++++ Entries provided

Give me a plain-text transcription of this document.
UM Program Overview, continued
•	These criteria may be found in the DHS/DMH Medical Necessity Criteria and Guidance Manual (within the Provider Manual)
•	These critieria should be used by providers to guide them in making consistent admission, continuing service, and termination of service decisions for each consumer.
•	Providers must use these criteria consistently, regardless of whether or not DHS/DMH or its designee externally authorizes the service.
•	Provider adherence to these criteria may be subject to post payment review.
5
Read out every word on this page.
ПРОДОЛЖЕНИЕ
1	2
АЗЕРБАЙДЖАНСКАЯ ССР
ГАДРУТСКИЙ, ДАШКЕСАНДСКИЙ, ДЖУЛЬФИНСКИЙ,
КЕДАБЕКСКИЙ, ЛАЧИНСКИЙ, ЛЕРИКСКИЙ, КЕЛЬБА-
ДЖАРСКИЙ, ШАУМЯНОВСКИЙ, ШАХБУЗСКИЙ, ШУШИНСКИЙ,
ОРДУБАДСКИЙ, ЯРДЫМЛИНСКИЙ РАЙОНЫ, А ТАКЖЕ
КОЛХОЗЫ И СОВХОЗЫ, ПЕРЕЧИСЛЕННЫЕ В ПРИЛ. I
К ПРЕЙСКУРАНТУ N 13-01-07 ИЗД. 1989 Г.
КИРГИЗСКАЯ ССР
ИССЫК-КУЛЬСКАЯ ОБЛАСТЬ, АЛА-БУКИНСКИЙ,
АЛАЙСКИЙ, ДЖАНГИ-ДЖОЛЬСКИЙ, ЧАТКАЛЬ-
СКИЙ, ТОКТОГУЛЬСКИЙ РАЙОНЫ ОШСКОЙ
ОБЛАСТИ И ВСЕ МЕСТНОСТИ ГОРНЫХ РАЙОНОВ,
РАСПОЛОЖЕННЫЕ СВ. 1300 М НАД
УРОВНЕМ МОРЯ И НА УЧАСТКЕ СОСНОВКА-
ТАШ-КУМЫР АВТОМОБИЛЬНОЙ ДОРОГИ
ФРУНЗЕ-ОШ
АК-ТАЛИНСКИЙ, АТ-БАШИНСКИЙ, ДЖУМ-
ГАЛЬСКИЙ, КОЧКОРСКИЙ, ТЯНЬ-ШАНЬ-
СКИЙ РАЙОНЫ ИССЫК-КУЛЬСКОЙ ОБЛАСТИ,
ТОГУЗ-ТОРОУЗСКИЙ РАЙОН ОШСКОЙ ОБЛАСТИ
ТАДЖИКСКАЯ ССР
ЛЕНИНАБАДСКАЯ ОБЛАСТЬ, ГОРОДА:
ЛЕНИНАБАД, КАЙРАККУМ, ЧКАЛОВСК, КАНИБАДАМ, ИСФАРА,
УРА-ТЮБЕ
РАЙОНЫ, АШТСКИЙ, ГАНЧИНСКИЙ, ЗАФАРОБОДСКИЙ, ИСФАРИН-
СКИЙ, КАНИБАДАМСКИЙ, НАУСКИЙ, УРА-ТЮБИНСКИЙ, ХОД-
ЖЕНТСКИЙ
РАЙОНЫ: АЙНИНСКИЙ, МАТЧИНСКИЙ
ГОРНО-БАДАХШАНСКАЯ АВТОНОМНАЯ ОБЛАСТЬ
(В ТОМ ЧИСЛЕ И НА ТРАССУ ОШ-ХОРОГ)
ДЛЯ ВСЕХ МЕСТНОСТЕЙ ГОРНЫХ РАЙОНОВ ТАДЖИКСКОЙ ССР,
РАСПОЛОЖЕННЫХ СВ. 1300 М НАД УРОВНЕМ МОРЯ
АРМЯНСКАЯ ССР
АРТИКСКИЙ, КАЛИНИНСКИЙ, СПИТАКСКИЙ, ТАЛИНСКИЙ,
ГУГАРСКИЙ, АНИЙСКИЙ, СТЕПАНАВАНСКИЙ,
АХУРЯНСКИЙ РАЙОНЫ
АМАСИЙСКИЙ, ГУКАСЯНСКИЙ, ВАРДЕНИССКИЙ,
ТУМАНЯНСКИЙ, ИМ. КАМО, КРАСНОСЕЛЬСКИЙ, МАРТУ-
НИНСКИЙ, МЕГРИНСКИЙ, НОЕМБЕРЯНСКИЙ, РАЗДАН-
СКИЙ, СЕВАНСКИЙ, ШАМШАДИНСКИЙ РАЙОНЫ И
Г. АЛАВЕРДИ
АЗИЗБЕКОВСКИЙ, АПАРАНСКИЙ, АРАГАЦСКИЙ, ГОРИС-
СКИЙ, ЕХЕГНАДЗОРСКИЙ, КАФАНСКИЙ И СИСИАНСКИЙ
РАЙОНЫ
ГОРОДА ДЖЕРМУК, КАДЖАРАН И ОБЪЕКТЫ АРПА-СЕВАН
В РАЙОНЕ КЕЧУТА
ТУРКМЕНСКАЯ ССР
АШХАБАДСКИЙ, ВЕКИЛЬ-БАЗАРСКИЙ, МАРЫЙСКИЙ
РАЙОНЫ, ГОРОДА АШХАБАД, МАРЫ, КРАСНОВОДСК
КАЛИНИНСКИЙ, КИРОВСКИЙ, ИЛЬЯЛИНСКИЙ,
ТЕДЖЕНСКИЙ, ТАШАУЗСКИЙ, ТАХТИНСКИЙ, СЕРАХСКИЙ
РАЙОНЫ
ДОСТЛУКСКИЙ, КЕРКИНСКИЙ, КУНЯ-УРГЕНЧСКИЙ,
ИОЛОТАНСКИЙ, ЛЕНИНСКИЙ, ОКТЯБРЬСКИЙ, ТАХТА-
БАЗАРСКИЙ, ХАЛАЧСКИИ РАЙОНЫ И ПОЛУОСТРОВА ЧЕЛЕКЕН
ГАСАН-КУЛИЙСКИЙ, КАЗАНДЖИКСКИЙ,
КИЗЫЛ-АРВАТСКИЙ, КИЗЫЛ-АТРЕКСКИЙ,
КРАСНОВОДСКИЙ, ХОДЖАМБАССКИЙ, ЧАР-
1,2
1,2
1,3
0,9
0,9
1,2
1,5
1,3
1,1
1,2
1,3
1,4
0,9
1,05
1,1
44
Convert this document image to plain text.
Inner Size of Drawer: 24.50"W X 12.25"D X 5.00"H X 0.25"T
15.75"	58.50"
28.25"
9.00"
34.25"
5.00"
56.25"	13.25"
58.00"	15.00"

++++++++

**Aim**
Search the listing above for the string "document". Copy every line that contains it.

**Written response**
Give me a plain-text transcription of this document.
Convert this document image to plain text.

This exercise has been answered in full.